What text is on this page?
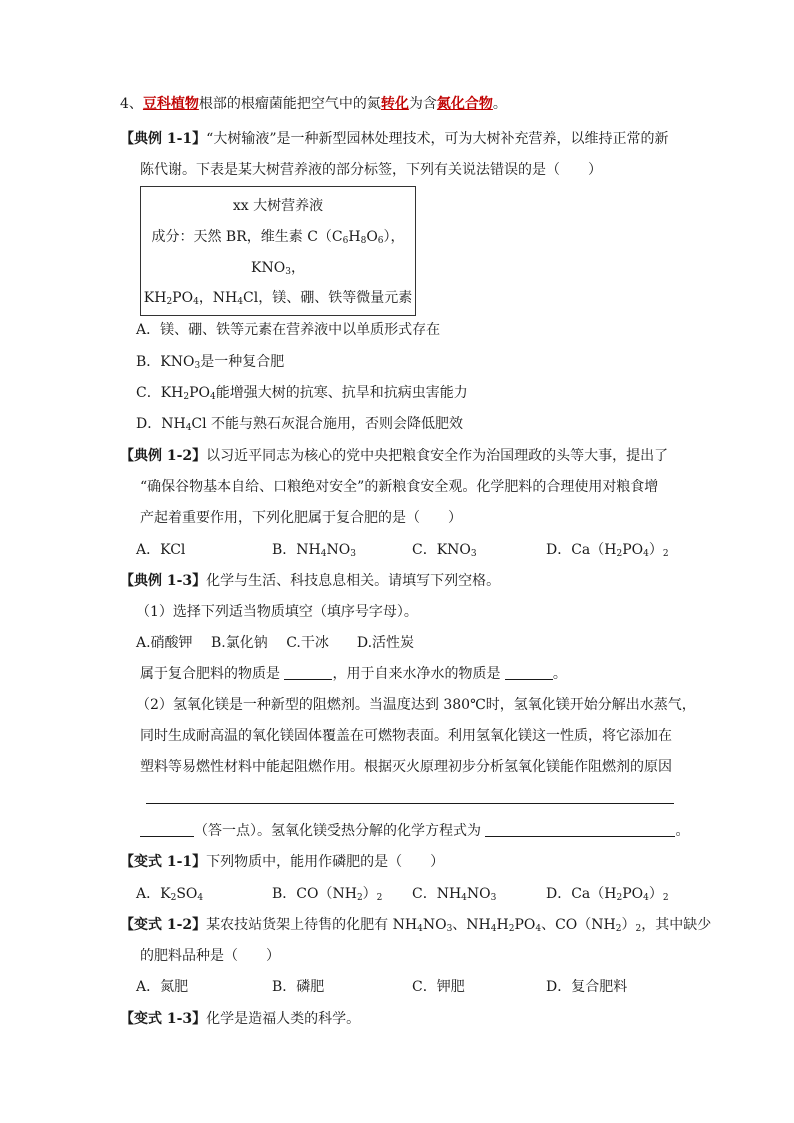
4、豆科植物根部的根瘤菌能把空气中的氮转化为含氮化合物。
【典例 1-1】“大树输液”是一种新型园林处理技术，可为大树补充营养，以维持正常的新
陈代谢。下表是某大树营养液的部分标签，下列有关说法错误的是（　　）
xx 大树营养液
成分：天然 BR，维生素 $C(C_6H_8O_6)$，
$KNO_3$，
$KH_2PO_4$，$NH_4Cl$，镁、硼、铁等微量元素
A．镁、硼、铁等元素在营养液中以单质形式存在
B．$KNO_3$是一种复合肥
C．$KH_2PO_4$能增强大树的抗寒、抗旱和抗病虫害能力
D．$NH_4Cl$ 不能与熟石灰混合施用，否则会降低肥效
【典例 1-2】以习近平同志为核心的党中央把粮食安全作为治国理政的头等大事，提出了
“确保谷物基本自给、口粮绝对安全”的新粮食安全观。化学肥料的合理使用对粮食增
产起着重要作用，下列化肥属于复合肥的是（　　）
A．KCl	B．$NH_4NO_3$	C．$KNO_3$	D．$Ca(H_2PO_4)_2$
【典例 1-3】化学与生活、科技息息相关。请填写下列空格。
（1）选择下列适当物质填空（填序号字母）。
A.硝酸钾　 B.氯化钠　 C.干冰　　D.活性炭
属于复合肥料的物质是	，用于自来水净水的物质是	。
（2）氢氧化镁是一种新型的阻燃剂。当温度达到 380℃时，氢氧化镁开始分解出水蒸气，
同时生成耐高温的氧化镁固体覆盖在可燃物表面。利用氢氧化镁这一性质，将它添加在
塑料等易燃性材料中能起阻燃作用。根据灭火原理初步分析氢氧化镁能作阻燃剂的原因
（答一点）。氢氧化镁受热分解的化学方程式为	。
【变式 1-1】下列物质中，能用作磷肥的是（　　）
A．$K_2SO_4$	B．$CO(NH_2)_2$ C．$NH_4NO_3$	D．$Ca(H_2PO_4)_2$
【变式 1-2】某农技站货架上待售的化肥有 $NH_4NO_3$、$NH_4H_2PO_4$、$CO(NH_2)_2$，其中缺少
的肥料品种是（　　）
A．氮肥	B．磷肥	C．钾肥	D．复合肥料
【变式 1-3】化学是造福人类的科学。
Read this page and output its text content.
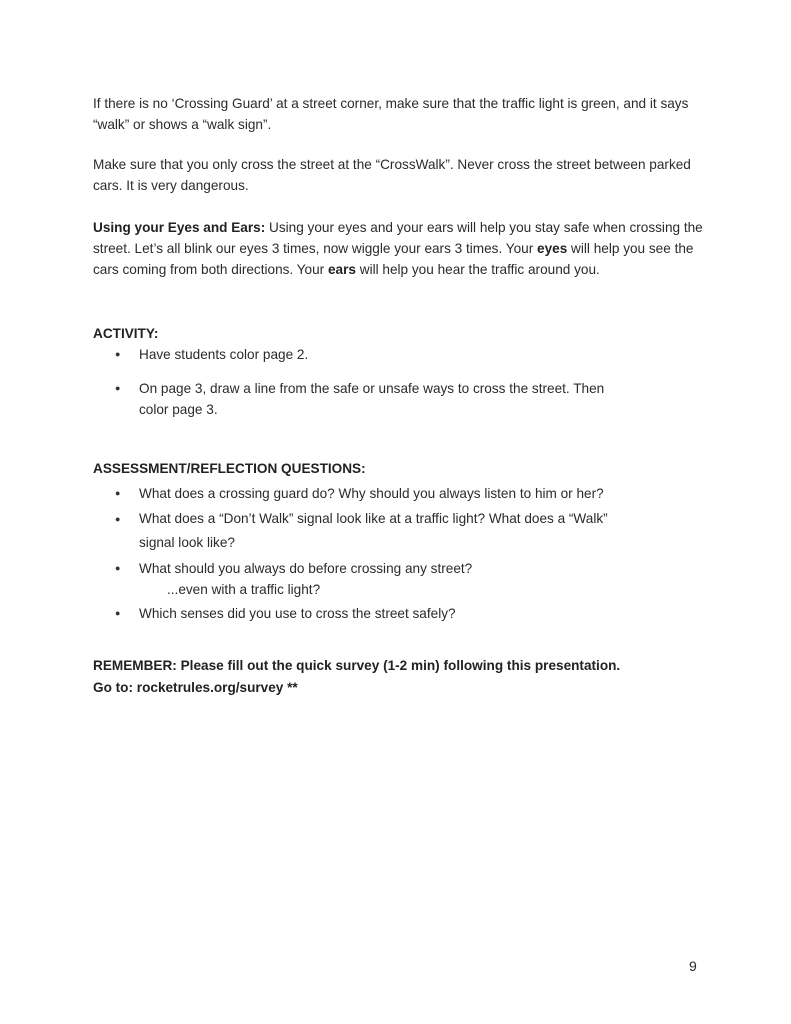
If there is no ‘Crossing Guard’ at a street corner, make sure that the traffic light is green, and it says “walk” or shows a “walk sign”.

Make sure that you only cross the street at the “CrossWalk”. Never cross the street between parked cars. It is very dangerous.

Using your Eyes and Ears: Using your eyes and your ears will help you stay safe when crossing the street. Let’s all blink our eyes 3 times, now wiggle your ears 3 times. Your eyes will help you see the cars coming from both directions. Your ears will help you hear the traffic around you.

ACTIVITY:
● Have students color page 2.
● On page 3, draw a line from the safe or unsafe ways to cross the street. Then color page 3.
ASSESSMENT/REFLECTION QUESTIONS:
● What does a crossing guard do? Why should you always listen to him or her?
● What does a “Don’t Walk” signal look like at a traffic light? What does a “Walk” signal look like?
● What should you always do before crossing any street?
...even with a traffic light?
● Which senses did you use to cross the street safely?
REMEMBER: Please fill out the quick survey (1-2 min) following this presentation.
Go to: rocketrules.org/survey **
9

++++++++++

• **Written instruction**:
Nothing but the pictures may be dropped; output the records above exactly.

• **Result**:
What text is on this page?
4、豆科植物根部的根瘤菌能把空气中的氮转化为含氮化合物。
【典例 1-1】“大树输液”是一种新型园林处理技术，可为大树补充营养，以维持正常的新
陈代谢。下表是某大树营养液的部分标签，下列有关说法错误的是（　　）
xx 大树营养液
成分：天然 BR，维生素 $C(C_6H_8O_6)$，
$KNO_3$，
$KH_2PO_4$，$NH_4Cl$，镁、硼、铁等微量元素
A．镁、硼、铁等元素在营养液中以单质形式存在
B．$KNO_3$是一种复合肥
C．$KH_2PO_4$能增强大树的抗寒、抗旱和抗病虫害能力
D．$NH_4Cl$ 不能与熟石灰混合施用，否则会降低肥效
【典例 1-2】以习近平同志为核心的党中央把粮食安全作为治国理政的头等大事，提出了
“确保谷物基本自给、口粮绝对安全”的新粮食安全观。化学肥料的合理使用对粮食增
产起着重要作用，下列化肥属于复合肥的是（　　）
A．KCl	B．$NH_4NO_3$	C．$KNO_3$	D．$Ca(H_2PO_4)_2$
【典例 1-3】化学与生活、科技息息相关。请填写下列空格。
（1）选择下列适当物质填空（填序号字母）。
A.硝酸钾　 B.氯化钠　 C.干冰　　D.活性炭
属于复合肥料的物质是	，用于自来水净水的物质是	。
（2）氢氧化镁是一种新型的阻燃剂。当温度达到 380℃时，氢氧化镁开始分解出水蒸气，
同时生成耐高温的氧化镁固体覆盖在可燃物表面。利用氢氧化镁这一性质，将它添加在
塑料等易燃性材料中能起阻燃作用。根据灭火原理初步分析氢氧化镁能作阻燃剂的原因
（答一点）。氢氧化镁受热分解的化学方程式为	。
【变式 1-1】下列物质中，能用作磷肥的是（　　）
A．$K_2SO_4$	B．$CO(NH_2)_2$ C．$NH_4NO_3$	D．$Ca(H_2PO_4)_2$
【变式 1-2】某农技站货架上待售的化肥有 $NH_4NO_3$、$NH_4H_2PO_4$、$CO(NH_2)_2$，其中缺少
的肥料品种是（　　）
A．氮肥	B．磷肥	C．钾肥	D．复合肥料
【变式 1-3】化学是造福人类的科学。
Read this page and output its text content.
If there is no ‘Crossing Guard’ at a street corner, make sure that the traffic light is green, and it says “walk” or shows a “walk sign”.

Make sure that you only cross the street at the “CrossWalk”. Never cross the street between parked cars. It is very dangerous.

Using your Eyes and Ears: Using your eyes and your ears will help you stay safe when crossing the street. Let’s all blink our eyes 3 times, now wiggle your ears 3 times. Your eyes will help you see the cars coming from both directions. Your ears will help you hear the traffic around you.

ACTIVITY:
● Have students color page 2.
● On page 3, draw a line from the safe or unsafe ways to cross the street. Then color page 3.
ASSESSMENT/REFLECTION QUESTIONS:
● What does a crossing guard do? Why should you always listen to him or her?
● What does a “Don’t Walk” signal look like at a traffic light? What does a “Walk” signal look like?
● What should you always do before crossing any street?
...even with a traffic light?
● Which senses did you use to cross the street safely?
REMEMBER: Please fill out the quick survey (1-2 min) following this presentation.
Go to: rocketrules.org/survey **
9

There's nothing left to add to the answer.